All lines featuring the string "流泪不如流汗" are to be listed.
==== Listed records
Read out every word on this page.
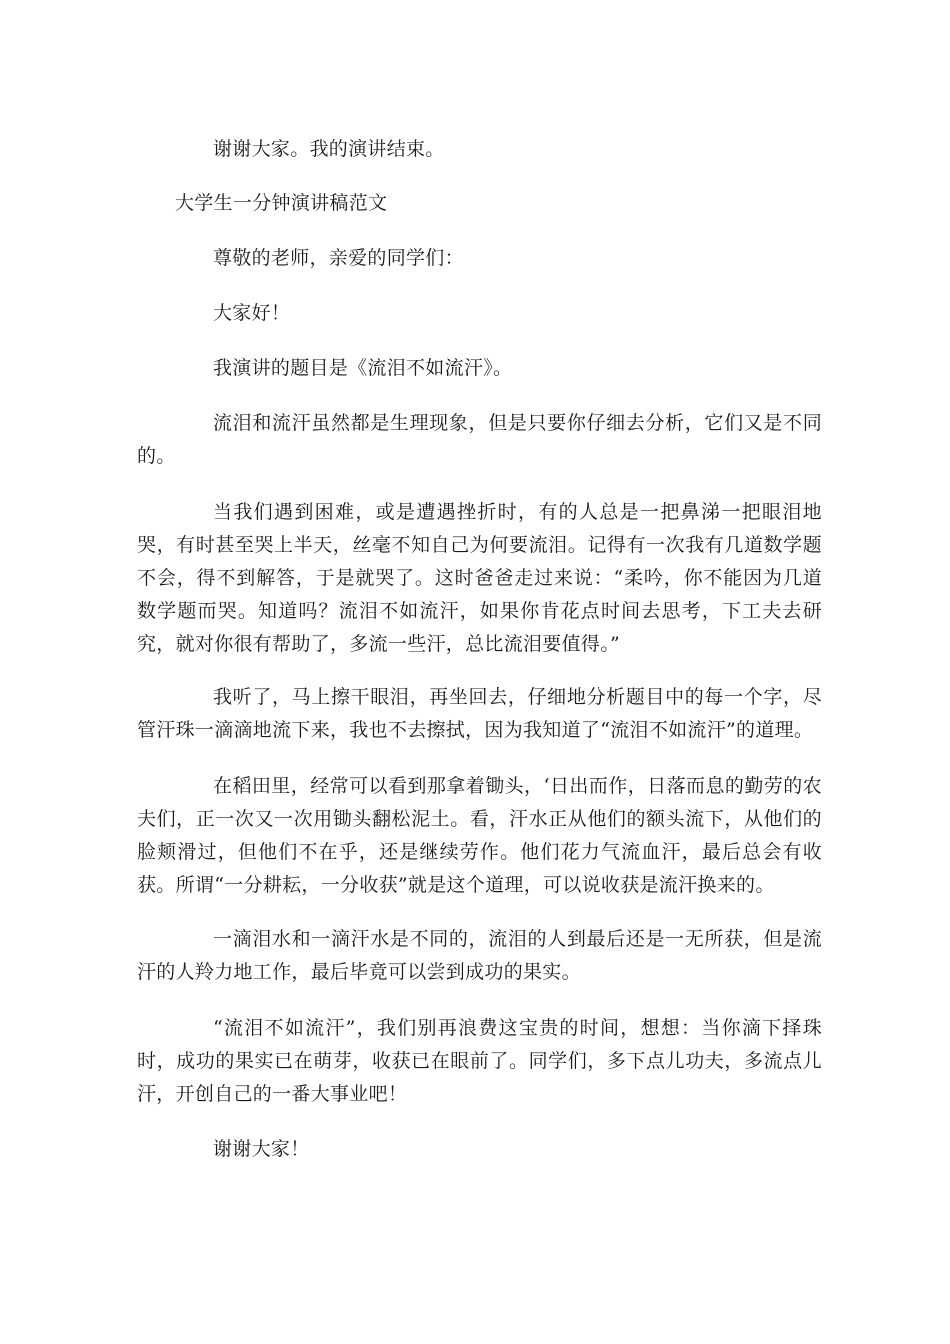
谢谢大家。我的演讲结束。

大学生一分钟演讲稿范文

尊敬的老师，亲爱的同学们：

大家好！

我演讲的题目是《流泪不如流汗》。

流泪和流汗虽然都是生理现象，但是只要你仔细去分析，它们又是不同的。

当我们遇到困难，或是遭遇挫折时，有的人总是一把鼻涕一把眼泪地哭，有时甚至哭上半天，丝毫不知自己为何要流泪。记得有一次我有几道数学题不会，得不到解答，于是就哭了。这时爸爸走过来说：“柔吟，你不能因为几道数学题而哭。知道吗？流泪不如流汗，如果你肯花点时间去思考，下工夫去研究，就对你很有帮助了，多流一些汗，总比流泪要值得。”

我听了，马上擦干眼泪，再坐回去，仔细地分析题目中的每一个字，尽管汗珠一滴滴地流下来，我也不去擦拭，因为我知道了“流泪不如流汗”的道理。

在稻田里，经常可以看到那拿着锄头，‘日出而作，日落而息的勤劳的农夫们，正一次又一次用锄头翻松泥土。看，汗水正从他们的额头流下，从他们的脸颊滑过，但他们不在乎，还是继续劳作。他们花力气流血汗，最后总会有收获。所谓“一分耕耘，一分收获”就是这个道理，可以说收获是流汗换来的。

一滴泪水和一滴汗水是不同的，流泪的人到最后还是一无所获，但是流汗的人羚力地工作，最后毕竟可以尝到成功的果实。

“流泪不如流汗”，我们别再浪费这宝贵的时间，想想：当你滴下择珠时，成功的果实已在萌芽，收获已在眼前了。同学们，多下点儿功夫，多流点儿汗，开创自己的一番大事业吧！

谢谢大家！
========
● Exercise response:
我演讲的题目是《流泪不如流汗》。
当我们遇到困难，或是遭遇挫折时，有的人总是一把鼻涕一把眼泪地哭，有时甚至哭上半天，丝毫不知自己为何要流泪。记得有一次我有几道数学题不会，得不到解答，于是就哭了。这时爸爸走过来说：“柔吟，你不能因为几道数学题而哭。知道吗？流泪不如流汗，如果你肯花点时间去思考，下工夫去研究，就对你很有帮助了，多流一些汗，总比流泪要值得。”
我听了，马上擦干眼泪，再坐回去，仔细地分析题目中的每一个字，尽管汗珠一滴滴地流下来，我也不去擦拭，因为我知道了“流泪不如流汗”的道理。
“流泪不如流汗”，我们别再浪费这宝贵的时间，想想：当你滴下择珠时，成功的果实已在萌芽，收获已在眼前了。同学们，多下点儿功夫，多流点儿汗，开创自己的一番大事业吧！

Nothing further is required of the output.